WHAT IS ASKED. Using the listing below, please gather every line containing the word "litros".

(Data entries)
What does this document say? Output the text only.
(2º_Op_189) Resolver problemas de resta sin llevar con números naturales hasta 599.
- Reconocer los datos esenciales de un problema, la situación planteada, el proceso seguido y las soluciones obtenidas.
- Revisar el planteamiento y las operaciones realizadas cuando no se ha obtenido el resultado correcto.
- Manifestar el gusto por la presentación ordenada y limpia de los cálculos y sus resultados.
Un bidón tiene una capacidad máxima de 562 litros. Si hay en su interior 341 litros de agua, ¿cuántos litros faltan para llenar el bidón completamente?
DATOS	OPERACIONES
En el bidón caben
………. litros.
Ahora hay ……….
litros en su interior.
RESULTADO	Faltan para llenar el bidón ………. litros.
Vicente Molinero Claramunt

...

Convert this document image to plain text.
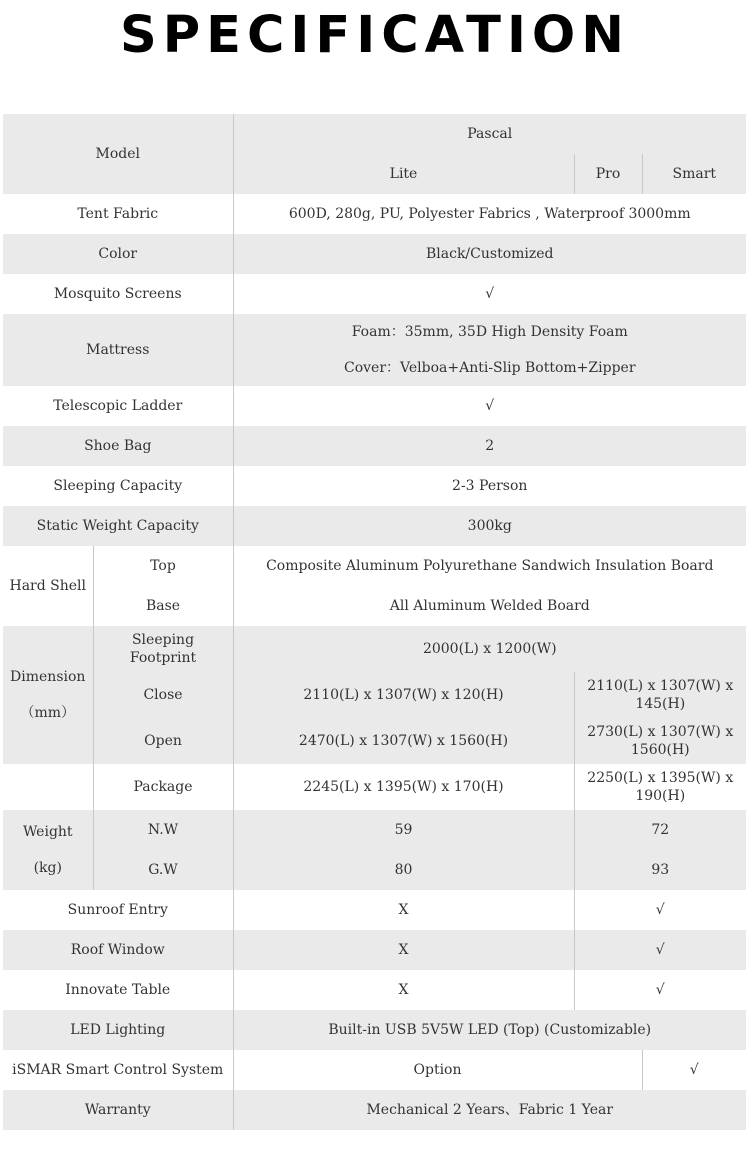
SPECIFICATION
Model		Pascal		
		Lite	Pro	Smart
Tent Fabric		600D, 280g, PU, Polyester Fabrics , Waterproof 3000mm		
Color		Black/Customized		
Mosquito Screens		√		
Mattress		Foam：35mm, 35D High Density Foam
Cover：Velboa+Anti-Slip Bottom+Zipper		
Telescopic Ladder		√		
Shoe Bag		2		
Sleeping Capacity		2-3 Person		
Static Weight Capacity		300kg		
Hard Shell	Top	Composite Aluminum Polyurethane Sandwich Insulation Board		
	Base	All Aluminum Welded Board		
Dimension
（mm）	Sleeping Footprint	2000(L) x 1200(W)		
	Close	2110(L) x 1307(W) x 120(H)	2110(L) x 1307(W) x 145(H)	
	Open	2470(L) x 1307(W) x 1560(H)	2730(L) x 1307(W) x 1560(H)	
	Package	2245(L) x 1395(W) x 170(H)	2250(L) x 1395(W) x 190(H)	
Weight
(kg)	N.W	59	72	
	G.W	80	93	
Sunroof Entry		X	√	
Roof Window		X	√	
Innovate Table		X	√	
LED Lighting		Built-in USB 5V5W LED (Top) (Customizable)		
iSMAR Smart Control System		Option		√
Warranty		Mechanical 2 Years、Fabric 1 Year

RESPONSE TO THIS TASK.
Un bidón tiene una capacidad máxima de 562 litros. Si hay en su interior 341 litros de agua, ¿cuántos litros faltan para llenar el bidón completamente?
………. litros.
litros en su interior.
RESULTADO	Faltan para llenar el bidón ………. litros.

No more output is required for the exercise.